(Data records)
^^^^^^^^^^^^^^^^

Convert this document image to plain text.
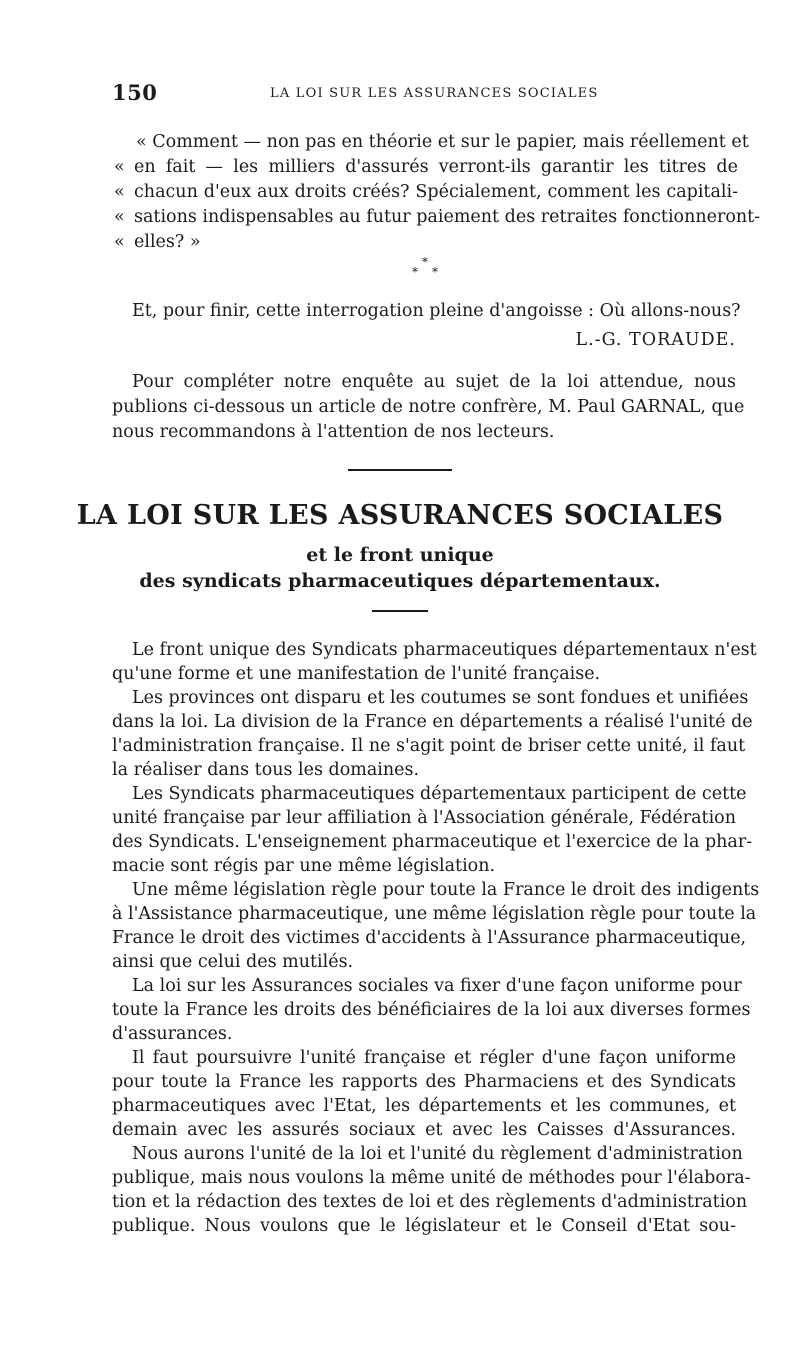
150	LA LOI SUR LES ASSURANCES SOCIALES
« Comment — non pas en théorie et sur le papier, mais réellement et
« en fait — les milliers d'assurés verront-ils garantir les titres de
« chacun d'eux aux droits créés? Spécialement, comment les capitali-
« sations indispensables au futur paiement des retraites fonctionneront-
« elles? »
*
* *
Et, pour finir, cette interrogation pleine d'angoisse : Où allons-nous?
L.-G. TORAUDE.
Pour compléter notre enquête au sujet de la loi attendue, nous
publions ci-dessous un article de notre confrère, M. Paul GARNAL, que
nous recommandons à l'attention de nos lecteurs.
LA LOI SUR LES ASSURANCES SOCIALES
et le front unique
des syndicats pharmaceutiques départementaux.
Le front unique des Syndicats pharmaceutiques départementaux n'est
qu'une forme et une manifestation de l'unité française.
Les provinces ont disparu et les coutumes se sont fondues et unifiées
dans la loi. La division de la France en départements a réalisé l'unité de
l'administration française. Il ne s'agit point de briser cette unité, il faut
la réaliser dans tous les domaines.
Les Syndicats pharmaceutiques départementaux participent de cette
unité française par leur affiliation à l'Association générale, Fédération
des Syndicats. L'enseignement pharmaceutique et l'exercice de la phar-
macie sont régis par une même législation.
Une même législation règle pour toute la France le droit des indigents
à l'Assistance pharmaceutique, une même législation règle pour toute la
France le droit des victimes d'accidents à l'Assurance pharmaceutique,
ainsi que celui des mutilés.
La loi sur les Assurances sociales va fixer d'une façon uniforme pour
toute la France les droits des bénéficiaires de la loi aux diverses formes
d'assurances.
Il faut poursuivre l'unité française et régler d'une façon uniforme
pour toute la France les rapports des Pharmaciens et des Syndicats
pharmaceutiques avec l'Etat, les départements et les communes, et
demain avec les assurés sociaux et avec les Caisses d'Assurances.
Nous aurons l'unité de la loi et l'unité du règlement d'administration
publique, mais nous voulons la même unité de méthodes pour l'élabora-
tion et la rédaction des textes de loi et des règlements d'administration
publique. Nous voulons que le législateur et le Conseil d'Etat sou-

^^^^^^^^^^^^^^^^

◆ Objective ◆
Copy out the records above in full, exactly as written, but not the pictures.

◆ Result ◆
Convert this document image to plain text.
150	LA LOI SUR LES ASSURANCES SOCIALES
« Comment — non pas en théorie et sur le papier, mais réellement et
« en fait — les milliers d'assurés verront-ils garantir les titres de
« chacun d'eux aux droits créés? Spécialement, comment les capitali-
« sations indispensables au futur paiement des retraites fonctionneront-
« elles? »
*
* *
Et, pour finir, cette interrogation pleine d'angoisse : Où allons-nous?
L.-G. TORAUDE.
Pour compléter notre enquête au sujet de la loi attendue, nous
publions ci-dessous un article de notre confrère, M. Paul GARNAL, que
nous recommandons à l'attention de nos lecteurs.
LA LOI SUR LES ASSURANCES SOCIALES
et le front unique
des syndicats pharmaceutiques départementaux.
Le front unique des Syndicats pharmaceutiques départementaux n'est
qu'une forme et une manifestation de l'unité française.
Les provinces ont disparu et les coutumes se sont fondues et unifiées
dans la loi. La division de la France en départements a réalisé l'unité de
l'administration française. Il ne s'agit point de briser cette unité, il faut
la réaliser dans tous les domaines.
Les Syndicats pharmaceutiques départementaux participent de cette
unité française par leur affiliation à l'Association générale, Fédération
des Syndicats. L'enseignement pharmaceutique et l'exercice de la phar-
macie sont régis par une même législation.
Une même législation règle pour toute la France le droit des indigents
à l'Assistance pharmaceutique, une même législation règle pour toute la
France le droit des victimes d'accidents à l'Assurance pharmaceutique,
ainsi que celui des mutilés.
La loi sur les Assurances sociales va fixer d'une façon uniforme pour
toute la France les droits des bénéficiaires de la loi aux diverses formes
d'assurances.
Il faut poursuivre l'unité française et régler d'une façon uniforme
pour toute la France les rapports des Pharmaciens et des Syndicats
pharmaceutiques avec l'Etat, les départements et les communes, et
demain avec les assurés sociaux et avec les Caisses d'Assurances.
Nous aurons l'unité de la loi et l'unité du règlement d'administration
publique, mais nous voulons la même unité de méthodes pour l'élabora-
tion et la rédaction des textes de loi et des règlements d'administration
publique. Nous voulons que le législateur et le Conseil d'Etat sou-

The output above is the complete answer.